• _Written task_: Could you write out the records below exactly as they appear, leaving out any pictures?

— START —

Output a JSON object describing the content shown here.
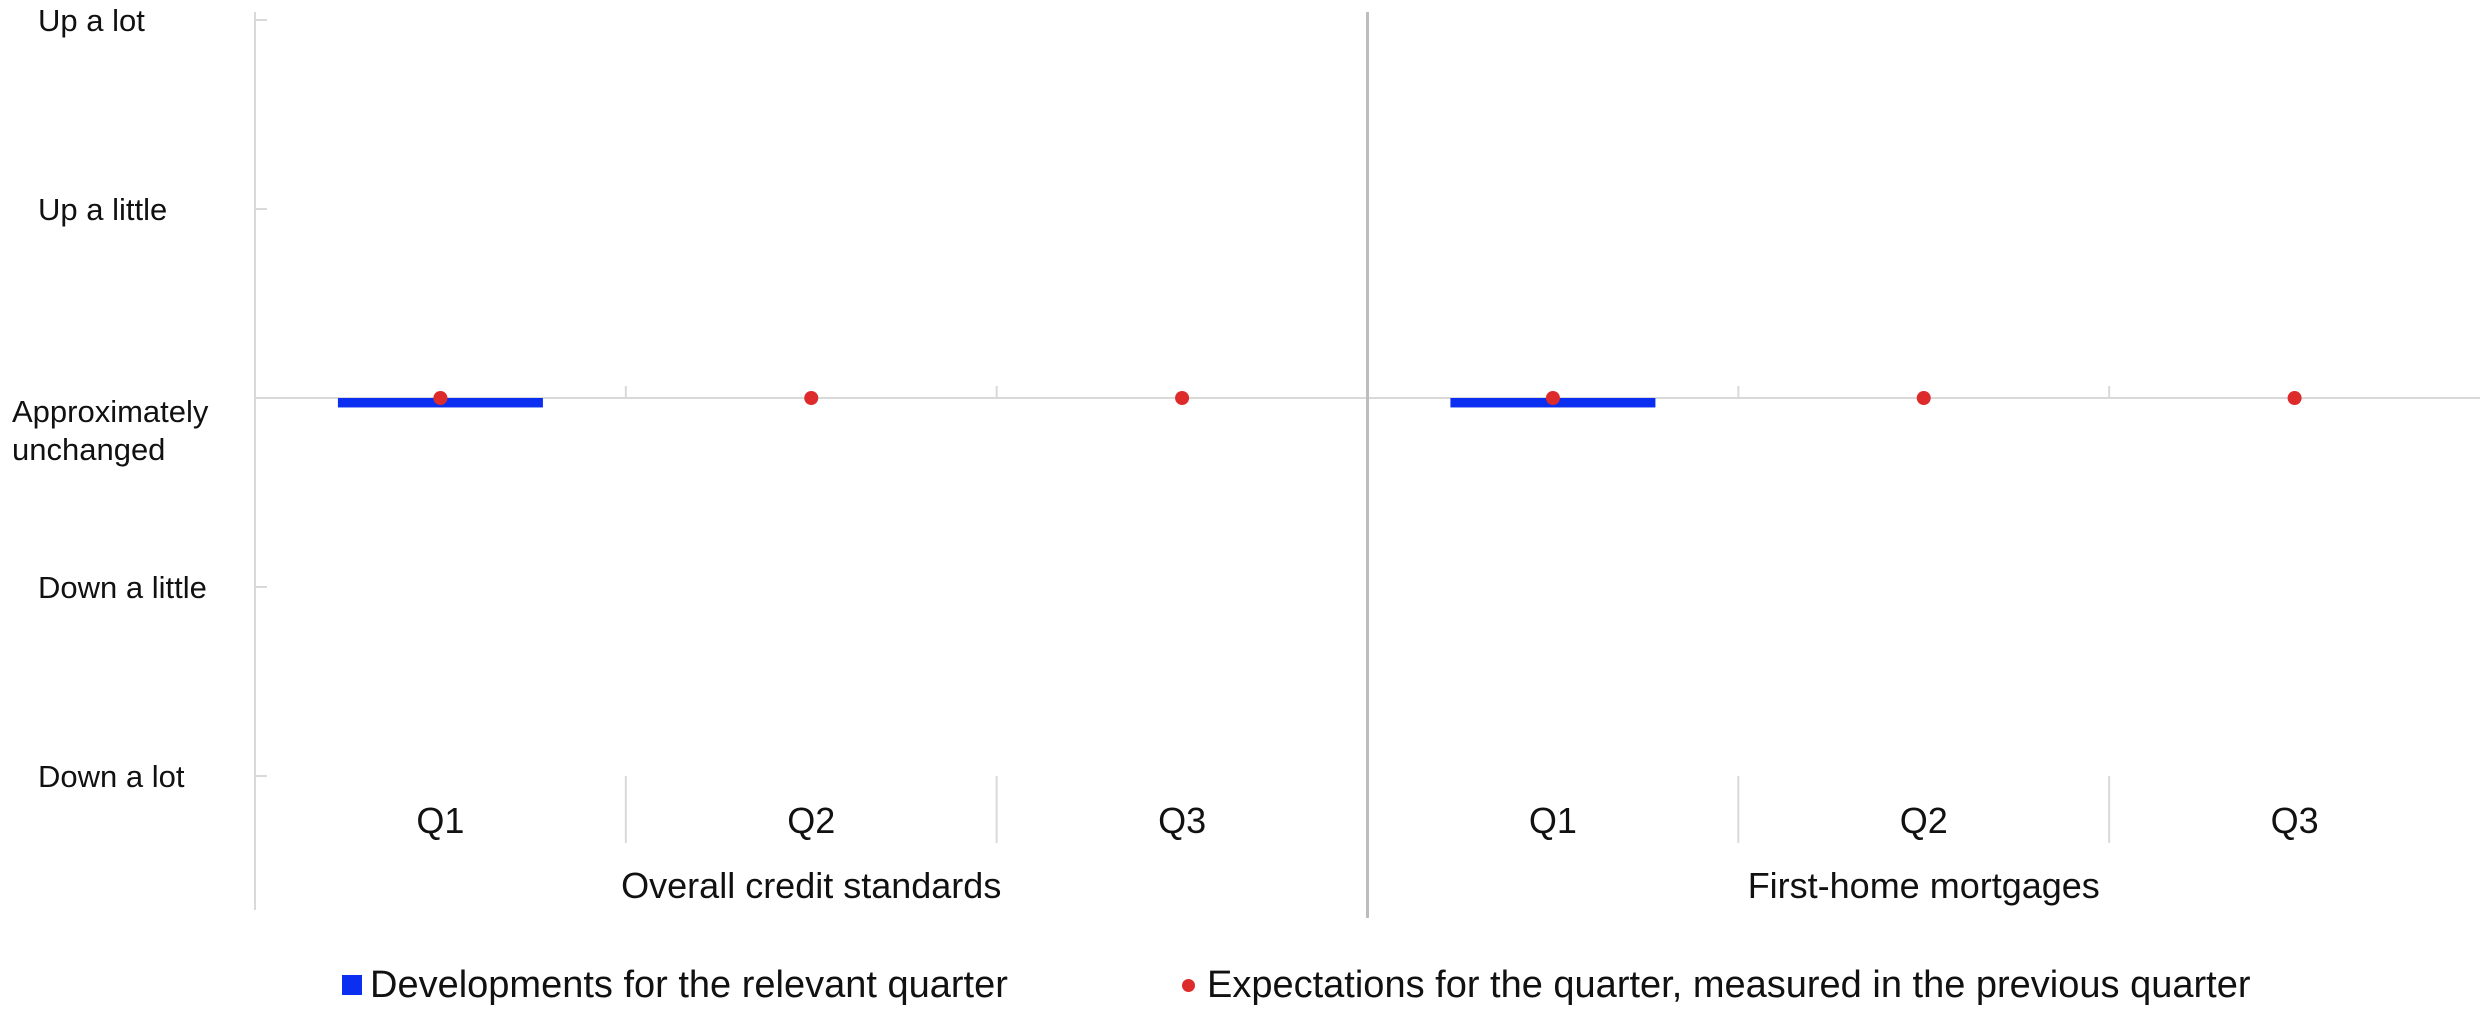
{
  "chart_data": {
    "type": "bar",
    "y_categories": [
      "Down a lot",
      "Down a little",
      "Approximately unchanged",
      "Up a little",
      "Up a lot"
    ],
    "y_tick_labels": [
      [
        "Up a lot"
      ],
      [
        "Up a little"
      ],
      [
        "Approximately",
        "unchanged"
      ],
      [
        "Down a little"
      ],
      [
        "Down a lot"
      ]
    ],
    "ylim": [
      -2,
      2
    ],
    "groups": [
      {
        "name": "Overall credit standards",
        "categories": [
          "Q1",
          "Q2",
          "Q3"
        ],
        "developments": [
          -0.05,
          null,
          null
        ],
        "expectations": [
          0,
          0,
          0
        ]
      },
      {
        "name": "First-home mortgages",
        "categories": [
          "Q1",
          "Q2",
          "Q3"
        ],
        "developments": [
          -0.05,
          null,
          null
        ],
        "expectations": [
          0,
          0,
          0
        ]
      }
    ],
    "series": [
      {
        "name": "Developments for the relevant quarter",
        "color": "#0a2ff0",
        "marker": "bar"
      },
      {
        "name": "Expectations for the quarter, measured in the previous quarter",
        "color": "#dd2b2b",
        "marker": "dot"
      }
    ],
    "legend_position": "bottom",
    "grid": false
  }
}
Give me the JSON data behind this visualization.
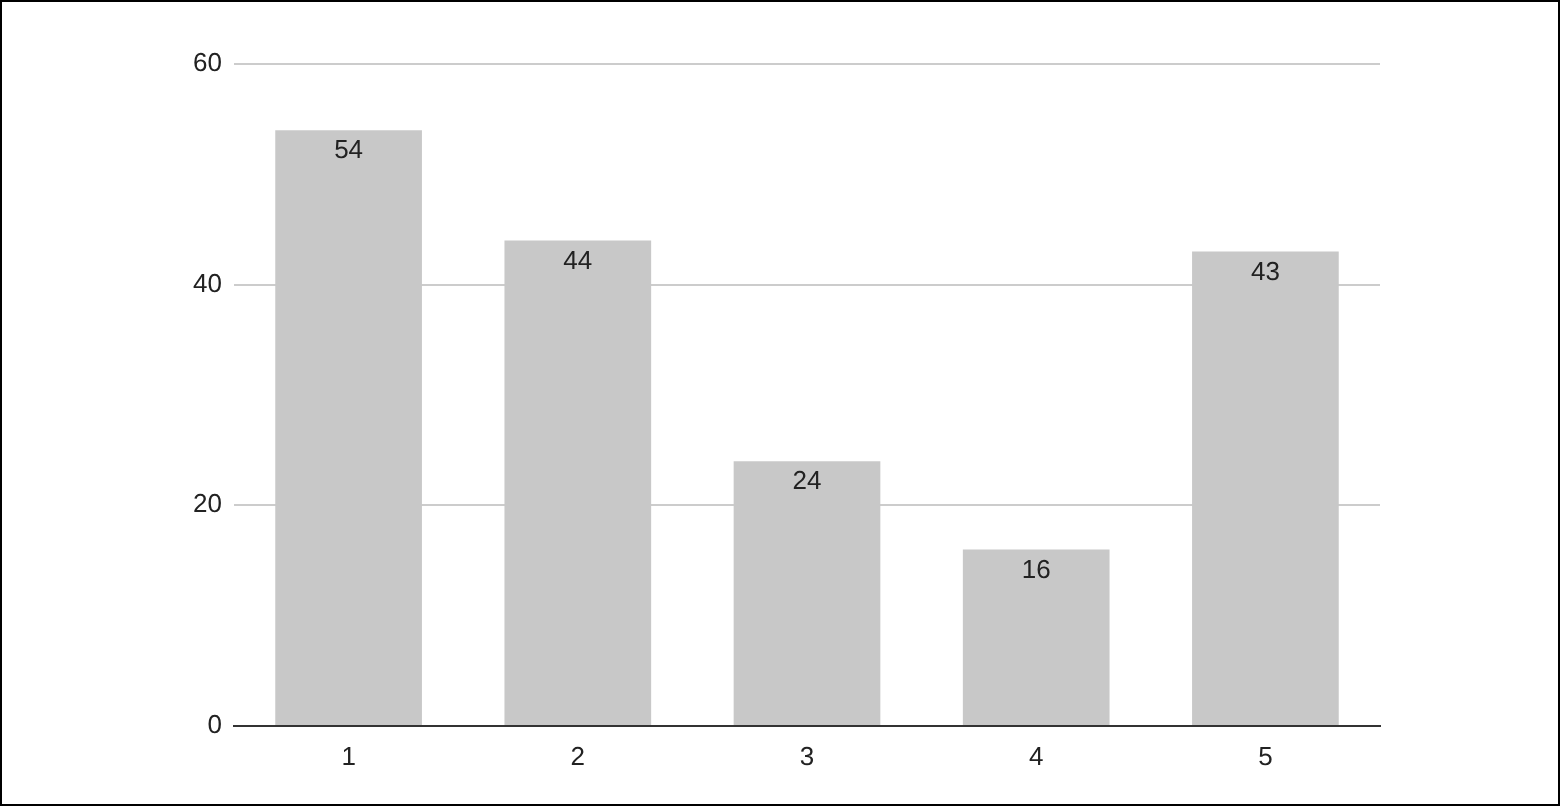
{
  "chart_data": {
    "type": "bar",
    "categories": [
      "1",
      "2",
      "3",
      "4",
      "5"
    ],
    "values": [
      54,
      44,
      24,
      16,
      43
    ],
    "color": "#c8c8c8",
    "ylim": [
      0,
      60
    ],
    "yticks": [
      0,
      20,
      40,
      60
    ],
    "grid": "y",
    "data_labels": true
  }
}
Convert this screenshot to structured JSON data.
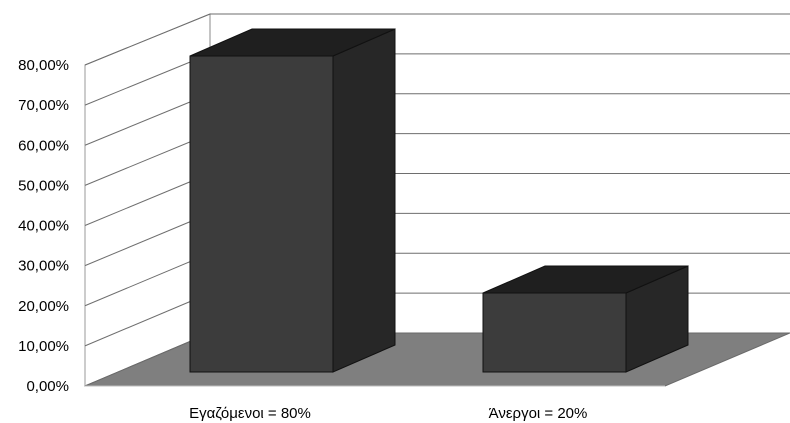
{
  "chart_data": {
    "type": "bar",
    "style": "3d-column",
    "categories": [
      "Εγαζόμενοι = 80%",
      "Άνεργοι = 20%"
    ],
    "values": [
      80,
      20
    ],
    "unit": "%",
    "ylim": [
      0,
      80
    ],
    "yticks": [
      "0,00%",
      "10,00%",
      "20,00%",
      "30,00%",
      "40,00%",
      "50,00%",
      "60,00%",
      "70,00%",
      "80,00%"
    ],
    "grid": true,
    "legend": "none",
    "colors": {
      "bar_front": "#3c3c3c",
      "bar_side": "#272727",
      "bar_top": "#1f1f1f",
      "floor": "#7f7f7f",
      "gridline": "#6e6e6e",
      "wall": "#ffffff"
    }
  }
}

— END —

• _In response_:
Output a JSON object describing the content shown here.
{
  "chart_data": {
    "type": "bar",
    "y_categories": [
      "Down a lot",
      "Down a little",
      "Approximately unchanged",
      "Up a little",
      "Up a lot"
    ],
    "y_tick_labels": [
      [
        "Up a lot"
      ],
      [
        "Up a little"
      ],
      [
        "Approximately",
        "unchanged"
      ],
      [
        "Down a little"
      ],
      [
        "Down a lot"
      ]
    ],
    "ylim": [
      -2,
      2
    ],
    "groups": [
      {
        "name": "Overall credit standards",
        "categories": [
          "Q1",
          "Q2",
          "Q3"
        ],
        "developments": [
          -0.05,
          null,
          null
        ],
        "expectations": [
          0,
          0,
          0
        ]
      },
      {
        "name": "First-home mortgages",
        "categories": [
          "Q1",
          "Q2",
          "Q3"
        ],
        "developments": [
          -0.05,
          null,
          null
        ],
        "expectations": [
          0,
          0,
          0
        ]
      }
    ],
    "series": [
      {
        "name": "Developments for the relevant quarter",
        "color": "#0a2ff0",
        "marker": "bar"
      },
      {
        "name": "Expectations for the quarter, measured in the previous quarter",
        "color": "#dd2b2b",
        "marker": "dot"
      }
    ],
    "legend_position": "bottom",
    "grid": false
  }
}
Give me the JSON data behind this visualization.
{
  "chart_data": {
    "type": "bar",
    "categories": [
      "1",
      "2",
      "3",
      "4",
      "5"
    ],
    "values": [
      54,
      44,
      24,
      16,
      43
    ],
    "color": "#c8c8c8",
    "ylim": [
      0,
      60
    ],
    "yticks": [
      0,
      20,
      40,
      60
    ],
    "grid": "y",
    "data_labels": true
  }
}
Convert this screenshot to structured JSON data.
{
  "chart_data": {
    "type": "bar",
    "style": "3d-column",
    "categories": [
      "Εγαζόμενοι = 80%",
      "Άνεργοι = 20%"
    ],
    "values": [
      80,
      20
    ],
    "unit": "%",
    "ylim": [
      0,
      80
    ],
    "yticks": [
      "0,00%",
      "10,00%",
      "20,00%",
      "30,00%",
      "40,00%",
      "50,00%",
      "60,00%",
      "70,00%",
      "80,00%"
    ],
    "grid": true,
    "legend": "none",
    "colors": {
      "bar_front": "#3c3c3c",
      "bar_side": "#272727",
      "bar_top": "#1f1f1f",
      "floor": "#7f7f7f",
      "gridline": "#6e6e6e",
      "wall": "#ffffff"
    }
  }
}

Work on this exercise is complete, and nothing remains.